Exercise instructions
In the data that follows, count each line holding the string "screenshot"; answer with the number only.

** Start of Entries supplied **

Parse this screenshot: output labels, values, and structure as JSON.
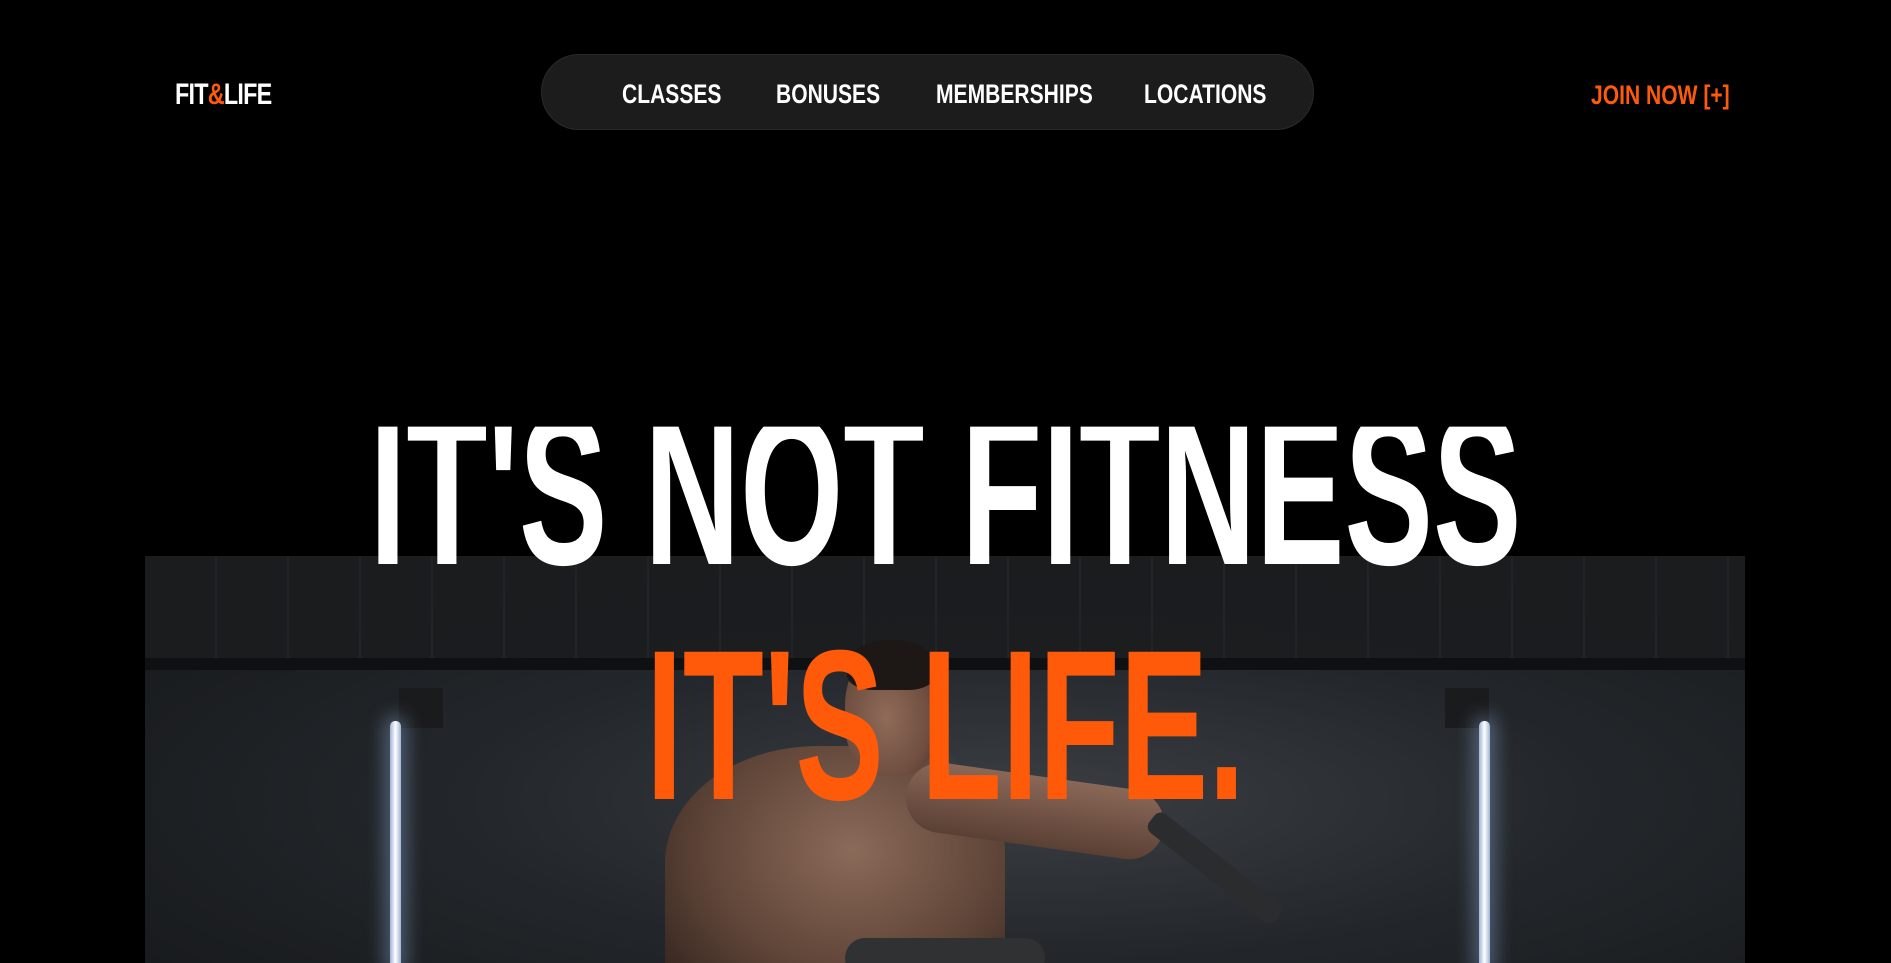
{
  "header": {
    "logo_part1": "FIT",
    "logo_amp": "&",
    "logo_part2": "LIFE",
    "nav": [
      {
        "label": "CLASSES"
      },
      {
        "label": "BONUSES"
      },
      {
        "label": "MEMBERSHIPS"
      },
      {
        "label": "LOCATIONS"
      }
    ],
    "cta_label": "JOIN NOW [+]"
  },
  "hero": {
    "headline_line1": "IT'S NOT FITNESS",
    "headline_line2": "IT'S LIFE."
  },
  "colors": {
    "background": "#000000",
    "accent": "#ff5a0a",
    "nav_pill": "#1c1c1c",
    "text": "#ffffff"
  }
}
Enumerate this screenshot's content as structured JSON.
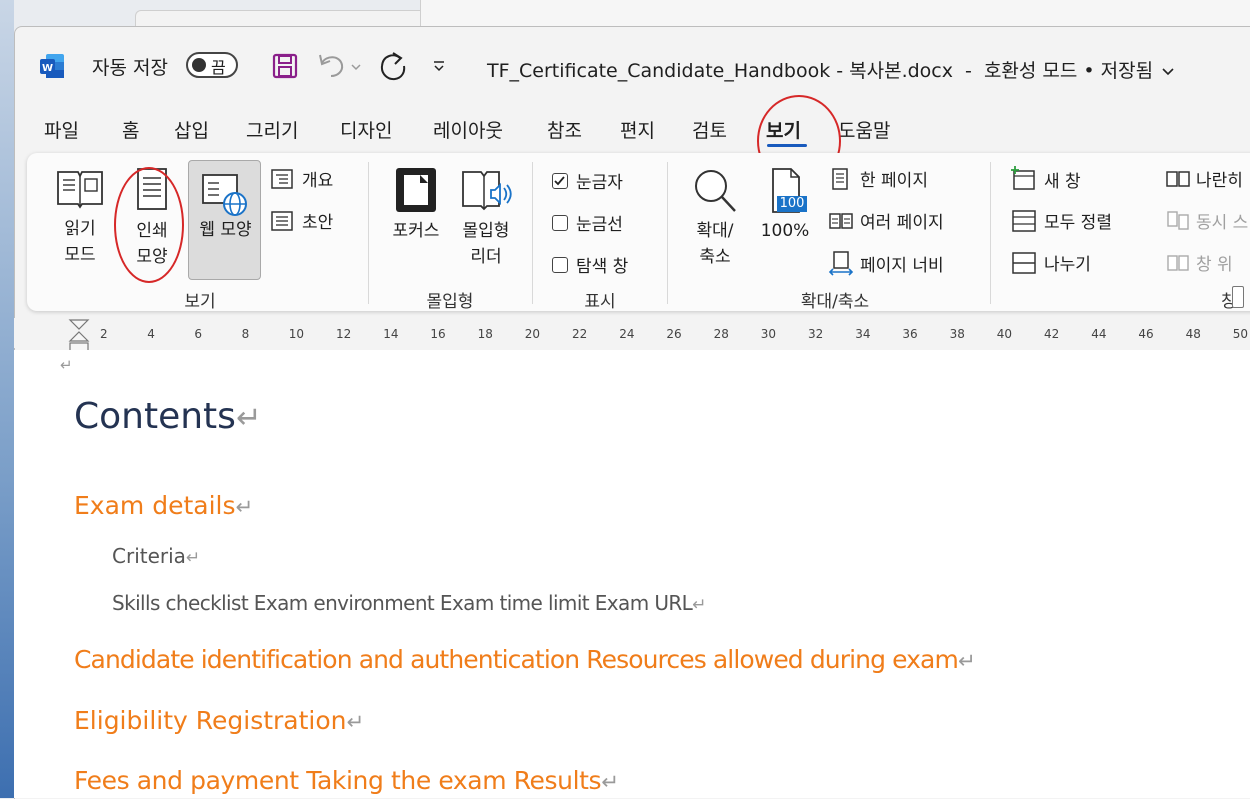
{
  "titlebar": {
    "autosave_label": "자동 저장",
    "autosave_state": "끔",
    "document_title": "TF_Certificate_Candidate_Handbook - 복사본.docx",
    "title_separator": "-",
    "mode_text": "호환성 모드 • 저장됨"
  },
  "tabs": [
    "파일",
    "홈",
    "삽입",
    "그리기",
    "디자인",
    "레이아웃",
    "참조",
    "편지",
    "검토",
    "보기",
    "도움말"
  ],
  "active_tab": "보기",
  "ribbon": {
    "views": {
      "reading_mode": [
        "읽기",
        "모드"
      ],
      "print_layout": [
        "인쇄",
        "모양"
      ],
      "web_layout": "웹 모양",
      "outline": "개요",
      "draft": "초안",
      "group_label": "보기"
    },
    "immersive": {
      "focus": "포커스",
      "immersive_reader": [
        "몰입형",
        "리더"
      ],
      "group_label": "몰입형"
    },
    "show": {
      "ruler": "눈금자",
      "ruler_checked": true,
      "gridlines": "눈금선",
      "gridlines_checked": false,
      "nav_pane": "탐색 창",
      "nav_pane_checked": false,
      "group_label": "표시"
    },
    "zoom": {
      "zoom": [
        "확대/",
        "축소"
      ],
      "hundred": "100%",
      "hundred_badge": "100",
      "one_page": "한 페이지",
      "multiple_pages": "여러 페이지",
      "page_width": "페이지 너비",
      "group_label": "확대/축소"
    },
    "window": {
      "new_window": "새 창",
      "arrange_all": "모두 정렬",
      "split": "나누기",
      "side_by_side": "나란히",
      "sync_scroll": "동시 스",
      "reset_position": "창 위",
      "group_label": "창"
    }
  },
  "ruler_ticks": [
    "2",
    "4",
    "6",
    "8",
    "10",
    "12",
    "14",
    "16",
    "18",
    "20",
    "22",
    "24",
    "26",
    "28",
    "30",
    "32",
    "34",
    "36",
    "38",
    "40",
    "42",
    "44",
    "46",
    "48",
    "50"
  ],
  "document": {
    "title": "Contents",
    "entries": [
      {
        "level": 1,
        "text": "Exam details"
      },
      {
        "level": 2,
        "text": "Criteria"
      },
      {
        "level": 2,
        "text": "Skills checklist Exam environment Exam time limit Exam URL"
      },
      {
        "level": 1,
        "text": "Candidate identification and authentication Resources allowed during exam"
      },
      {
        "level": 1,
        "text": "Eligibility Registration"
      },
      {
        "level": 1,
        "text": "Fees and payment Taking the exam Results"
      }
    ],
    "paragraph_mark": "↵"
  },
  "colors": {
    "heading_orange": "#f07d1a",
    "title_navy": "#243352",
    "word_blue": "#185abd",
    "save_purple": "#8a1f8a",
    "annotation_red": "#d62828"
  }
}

** End of Entries supplied **

Answer to this problem
2